◆ **Provided entries**:
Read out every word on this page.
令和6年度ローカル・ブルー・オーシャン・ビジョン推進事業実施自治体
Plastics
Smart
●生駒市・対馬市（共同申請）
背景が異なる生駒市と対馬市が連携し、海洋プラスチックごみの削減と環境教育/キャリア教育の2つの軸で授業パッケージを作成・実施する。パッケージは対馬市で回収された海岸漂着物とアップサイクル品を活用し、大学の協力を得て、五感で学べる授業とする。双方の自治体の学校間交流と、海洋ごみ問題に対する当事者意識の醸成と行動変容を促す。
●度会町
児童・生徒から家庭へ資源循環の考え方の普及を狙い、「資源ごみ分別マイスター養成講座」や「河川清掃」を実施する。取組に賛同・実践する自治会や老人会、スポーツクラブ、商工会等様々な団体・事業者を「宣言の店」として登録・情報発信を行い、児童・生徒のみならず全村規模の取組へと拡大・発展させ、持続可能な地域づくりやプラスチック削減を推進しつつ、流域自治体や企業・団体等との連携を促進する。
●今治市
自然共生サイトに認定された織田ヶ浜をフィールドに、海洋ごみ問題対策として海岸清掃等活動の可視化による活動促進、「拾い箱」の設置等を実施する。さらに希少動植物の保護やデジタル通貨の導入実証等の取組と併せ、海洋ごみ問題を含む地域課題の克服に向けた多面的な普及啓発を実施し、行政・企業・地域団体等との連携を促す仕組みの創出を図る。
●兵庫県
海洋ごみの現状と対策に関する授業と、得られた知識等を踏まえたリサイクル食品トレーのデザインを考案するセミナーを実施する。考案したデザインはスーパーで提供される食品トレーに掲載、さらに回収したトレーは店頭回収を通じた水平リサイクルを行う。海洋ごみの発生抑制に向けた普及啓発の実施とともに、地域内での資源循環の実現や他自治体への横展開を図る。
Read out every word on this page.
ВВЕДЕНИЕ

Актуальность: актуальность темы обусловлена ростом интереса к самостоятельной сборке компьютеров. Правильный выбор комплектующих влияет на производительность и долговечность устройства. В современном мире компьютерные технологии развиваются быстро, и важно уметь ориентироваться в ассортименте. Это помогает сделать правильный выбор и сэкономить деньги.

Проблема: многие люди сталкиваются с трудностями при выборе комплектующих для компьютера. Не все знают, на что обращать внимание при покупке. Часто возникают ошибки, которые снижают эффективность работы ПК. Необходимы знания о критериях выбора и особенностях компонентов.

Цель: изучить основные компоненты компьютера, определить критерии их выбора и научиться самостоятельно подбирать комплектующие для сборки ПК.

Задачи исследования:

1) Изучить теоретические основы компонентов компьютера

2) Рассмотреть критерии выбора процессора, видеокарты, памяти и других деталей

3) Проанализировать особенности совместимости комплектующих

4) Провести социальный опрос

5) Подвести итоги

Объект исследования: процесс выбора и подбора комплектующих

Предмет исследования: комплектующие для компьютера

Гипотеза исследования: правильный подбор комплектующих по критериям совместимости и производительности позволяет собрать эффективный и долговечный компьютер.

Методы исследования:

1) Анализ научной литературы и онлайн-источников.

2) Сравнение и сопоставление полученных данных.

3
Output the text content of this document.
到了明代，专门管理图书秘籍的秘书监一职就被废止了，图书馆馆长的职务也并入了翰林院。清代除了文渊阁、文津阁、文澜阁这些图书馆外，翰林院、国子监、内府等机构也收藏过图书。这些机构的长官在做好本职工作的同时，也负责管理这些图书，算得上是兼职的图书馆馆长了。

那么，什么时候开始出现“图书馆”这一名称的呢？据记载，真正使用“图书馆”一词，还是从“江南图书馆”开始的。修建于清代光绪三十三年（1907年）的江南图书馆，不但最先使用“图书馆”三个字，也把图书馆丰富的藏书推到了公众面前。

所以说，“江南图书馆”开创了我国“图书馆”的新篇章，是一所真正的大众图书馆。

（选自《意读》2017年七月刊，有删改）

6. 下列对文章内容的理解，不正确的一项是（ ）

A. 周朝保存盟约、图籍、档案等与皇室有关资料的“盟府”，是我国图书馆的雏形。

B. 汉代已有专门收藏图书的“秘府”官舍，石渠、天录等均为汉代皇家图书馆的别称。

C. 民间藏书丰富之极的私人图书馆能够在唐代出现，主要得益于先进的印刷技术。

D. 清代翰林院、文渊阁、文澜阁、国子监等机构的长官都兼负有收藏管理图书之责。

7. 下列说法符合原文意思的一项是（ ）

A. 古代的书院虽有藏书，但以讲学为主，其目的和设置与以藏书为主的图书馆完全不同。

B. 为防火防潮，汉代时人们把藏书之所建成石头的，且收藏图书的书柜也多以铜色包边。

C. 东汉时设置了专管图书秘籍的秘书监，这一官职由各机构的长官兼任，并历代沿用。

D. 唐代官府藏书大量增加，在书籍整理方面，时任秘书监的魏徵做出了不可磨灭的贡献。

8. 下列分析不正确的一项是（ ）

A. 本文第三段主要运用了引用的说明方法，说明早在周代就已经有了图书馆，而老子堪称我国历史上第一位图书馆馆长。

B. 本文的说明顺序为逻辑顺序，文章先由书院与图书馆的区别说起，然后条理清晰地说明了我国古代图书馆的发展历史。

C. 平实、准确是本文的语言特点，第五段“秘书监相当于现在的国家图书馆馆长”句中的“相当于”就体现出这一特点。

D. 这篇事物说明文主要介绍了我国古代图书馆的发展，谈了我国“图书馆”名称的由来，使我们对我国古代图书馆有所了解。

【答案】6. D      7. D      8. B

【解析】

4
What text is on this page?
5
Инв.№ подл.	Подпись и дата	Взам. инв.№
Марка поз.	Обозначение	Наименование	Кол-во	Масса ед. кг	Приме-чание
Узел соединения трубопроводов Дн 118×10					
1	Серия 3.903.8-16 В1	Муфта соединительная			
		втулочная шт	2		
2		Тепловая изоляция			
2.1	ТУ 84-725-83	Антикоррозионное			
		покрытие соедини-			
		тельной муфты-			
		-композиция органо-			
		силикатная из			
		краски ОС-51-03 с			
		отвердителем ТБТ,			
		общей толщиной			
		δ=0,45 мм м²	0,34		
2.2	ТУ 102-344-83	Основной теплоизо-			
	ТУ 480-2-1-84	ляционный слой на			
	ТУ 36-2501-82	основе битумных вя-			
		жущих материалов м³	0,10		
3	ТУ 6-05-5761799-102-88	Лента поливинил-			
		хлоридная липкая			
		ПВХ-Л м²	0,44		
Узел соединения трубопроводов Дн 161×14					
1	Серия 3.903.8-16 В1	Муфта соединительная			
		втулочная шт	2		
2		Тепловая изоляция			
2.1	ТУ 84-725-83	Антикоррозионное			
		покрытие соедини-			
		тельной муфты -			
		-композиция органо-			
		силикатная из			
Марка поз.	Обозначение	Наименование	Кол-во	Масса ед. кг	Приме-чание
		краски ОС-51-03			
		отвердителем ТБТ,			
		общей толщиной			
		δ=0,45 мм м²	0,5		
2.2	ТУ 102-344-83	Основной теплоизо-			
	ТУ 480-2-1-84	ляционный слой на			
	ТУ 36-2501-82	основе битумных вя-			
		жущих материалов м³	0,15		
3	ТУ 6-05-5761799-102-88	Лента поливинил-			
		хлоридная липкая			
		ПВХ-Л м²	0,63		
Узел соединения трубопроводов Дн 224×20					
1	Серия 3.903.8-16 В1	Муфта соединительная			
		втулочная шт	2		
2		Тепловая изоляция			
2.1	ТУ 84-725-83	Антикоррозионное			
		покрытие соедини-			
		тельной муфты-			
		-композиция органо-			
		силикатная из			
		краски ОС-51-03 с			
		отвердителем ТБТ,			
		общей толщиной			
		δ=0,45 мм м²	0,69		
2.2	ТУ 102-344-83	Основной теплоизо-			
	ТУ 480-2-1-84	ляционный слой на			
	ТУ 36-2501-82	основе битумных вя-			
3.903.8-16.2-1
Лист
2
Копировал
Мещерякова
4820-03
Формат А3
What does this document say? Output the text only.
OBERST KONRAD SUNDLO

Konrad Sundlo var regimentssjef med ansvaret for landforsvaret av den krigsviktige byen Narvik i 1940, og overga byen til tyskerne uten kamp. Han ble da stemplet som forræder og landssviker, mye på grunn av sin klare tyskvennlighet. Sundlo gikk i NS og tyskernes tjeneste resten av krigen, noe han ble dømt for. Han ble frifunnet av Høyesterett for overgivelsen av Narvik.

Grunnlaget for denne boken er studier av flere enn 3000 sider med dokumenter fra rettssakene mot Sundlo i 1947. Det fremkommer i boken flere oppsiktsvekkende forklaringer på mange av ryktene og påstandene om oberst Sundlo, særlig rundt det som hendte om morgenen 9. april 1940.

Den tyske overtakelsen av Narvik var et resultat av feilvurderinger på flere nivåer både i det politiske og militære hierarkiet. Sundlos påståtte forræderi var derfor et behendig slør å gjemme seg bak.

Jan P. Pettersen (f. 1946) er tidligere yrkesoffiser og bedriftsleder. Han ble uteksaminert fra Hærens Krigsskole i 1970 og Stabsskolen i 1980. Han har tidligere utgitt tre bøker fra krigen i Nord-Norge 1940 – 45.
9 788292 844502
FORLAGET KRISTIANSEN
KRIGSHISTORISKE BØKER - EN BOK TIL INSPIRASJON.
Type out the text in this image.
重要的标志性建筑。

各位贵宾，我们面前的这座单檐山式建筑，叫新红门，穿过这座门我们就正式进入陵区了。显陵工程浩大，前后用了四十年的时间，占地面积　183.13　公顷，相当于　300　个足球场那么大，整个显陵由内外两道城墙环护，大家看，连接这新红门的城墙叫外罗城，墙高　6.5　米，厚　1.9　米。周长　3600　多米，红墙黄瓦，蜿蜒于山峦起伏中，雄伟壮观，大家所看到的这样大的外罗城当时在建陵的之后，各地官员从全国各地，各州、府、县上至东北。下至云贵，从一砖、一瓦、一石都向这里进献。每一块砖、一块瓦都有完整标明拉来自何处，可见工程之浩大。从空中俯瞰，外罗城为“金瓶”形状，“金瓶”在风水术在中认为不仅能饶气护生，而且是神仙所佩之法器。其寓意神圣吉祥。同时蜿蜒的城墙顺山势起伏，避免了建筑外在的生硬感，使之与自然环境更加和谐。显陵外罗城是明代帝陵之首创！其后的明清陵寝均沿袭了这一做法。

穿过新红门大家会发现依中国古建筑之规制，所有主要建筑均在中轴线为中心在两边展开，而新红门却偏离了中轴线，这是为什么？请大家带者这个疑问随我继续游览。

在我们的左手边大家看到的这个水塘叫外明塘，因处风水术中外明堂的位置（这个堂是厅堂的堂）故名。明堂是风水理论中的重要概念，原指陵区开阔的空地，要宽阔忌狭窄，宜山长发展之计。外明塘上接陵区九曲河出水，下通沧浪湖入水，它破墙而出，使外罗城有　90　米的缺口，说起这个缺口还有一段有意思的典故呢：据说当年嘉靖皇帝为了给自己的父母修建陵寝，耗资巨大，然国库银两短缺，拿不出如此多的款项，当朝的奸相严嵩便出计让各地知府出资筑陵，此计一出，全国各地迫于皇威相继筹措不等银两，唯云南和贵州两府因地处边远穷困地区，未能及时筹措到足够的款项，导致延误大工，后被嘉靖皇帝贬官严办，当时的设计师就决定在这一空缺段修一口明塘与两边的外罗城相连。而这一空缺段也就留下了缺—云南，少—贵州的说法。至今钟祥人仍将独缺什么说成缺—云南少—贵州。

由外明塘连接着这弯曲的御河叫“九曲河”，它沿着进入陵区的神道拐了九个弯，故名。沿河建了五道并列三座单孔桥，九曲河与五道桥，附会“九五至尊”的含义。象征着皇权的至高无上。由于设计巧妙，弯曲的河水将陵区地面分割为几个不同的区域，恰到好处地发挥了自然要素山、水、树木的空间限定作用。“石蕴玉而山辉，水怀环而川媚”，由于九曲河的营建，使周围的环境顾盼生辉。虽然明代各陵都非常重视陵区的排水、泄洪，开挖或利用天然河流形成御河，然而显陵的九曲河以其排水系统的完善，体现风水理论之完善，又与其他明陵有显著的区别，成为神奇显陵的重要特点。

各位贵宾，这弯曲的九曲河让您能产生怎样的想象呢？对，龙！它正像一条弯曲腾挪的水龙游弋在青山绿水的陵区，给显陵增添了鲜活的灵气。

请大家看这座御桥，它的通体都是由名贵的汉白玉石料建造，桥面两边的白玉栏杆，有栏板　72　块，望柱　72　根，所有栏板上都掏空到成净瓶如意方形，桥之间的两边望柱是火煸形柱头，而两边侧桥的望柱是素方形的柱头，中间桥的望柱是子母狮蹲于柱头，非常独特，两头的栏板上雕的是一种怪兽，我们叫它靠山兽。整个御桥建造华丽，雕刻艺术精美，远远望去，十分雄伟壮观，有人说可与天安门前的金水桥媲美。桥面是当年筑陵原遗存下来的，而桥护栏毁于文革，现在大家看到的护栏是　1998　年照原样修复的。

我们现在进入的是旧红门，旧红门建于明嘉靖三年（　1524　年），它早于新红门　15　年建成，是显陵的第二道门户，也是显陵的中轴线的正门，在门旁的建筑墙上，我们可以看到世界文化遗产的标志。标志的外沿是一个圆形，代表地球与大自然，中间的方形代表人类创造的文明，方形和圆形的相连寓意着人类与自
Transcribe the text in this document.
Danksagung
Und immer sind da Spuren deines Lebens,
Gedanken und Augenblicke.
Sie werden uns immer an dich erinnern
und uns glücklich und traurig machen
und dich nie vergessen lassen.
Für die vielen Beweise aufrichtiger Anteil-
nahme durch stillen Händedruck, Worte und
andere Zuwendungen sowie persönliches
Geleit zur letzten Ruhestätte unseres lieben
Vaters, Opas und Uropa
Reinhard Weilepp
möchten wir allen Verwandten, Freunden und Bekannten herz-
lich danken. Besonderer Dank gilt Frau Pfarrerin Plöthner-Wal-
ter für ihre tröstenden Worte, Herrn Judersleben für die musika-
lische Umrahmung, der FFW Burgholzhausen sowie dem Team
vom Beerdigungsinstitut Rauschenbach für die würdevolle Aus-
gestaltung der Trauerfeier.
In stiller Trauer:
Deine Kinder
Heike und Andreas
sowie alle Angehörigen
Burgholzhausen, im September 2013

◆ **Task objective**: Check each line above for the string "What" and show the ones that have it.

◆ **Problem solution**:
What text is on this page?
What does this document say? Output the text only.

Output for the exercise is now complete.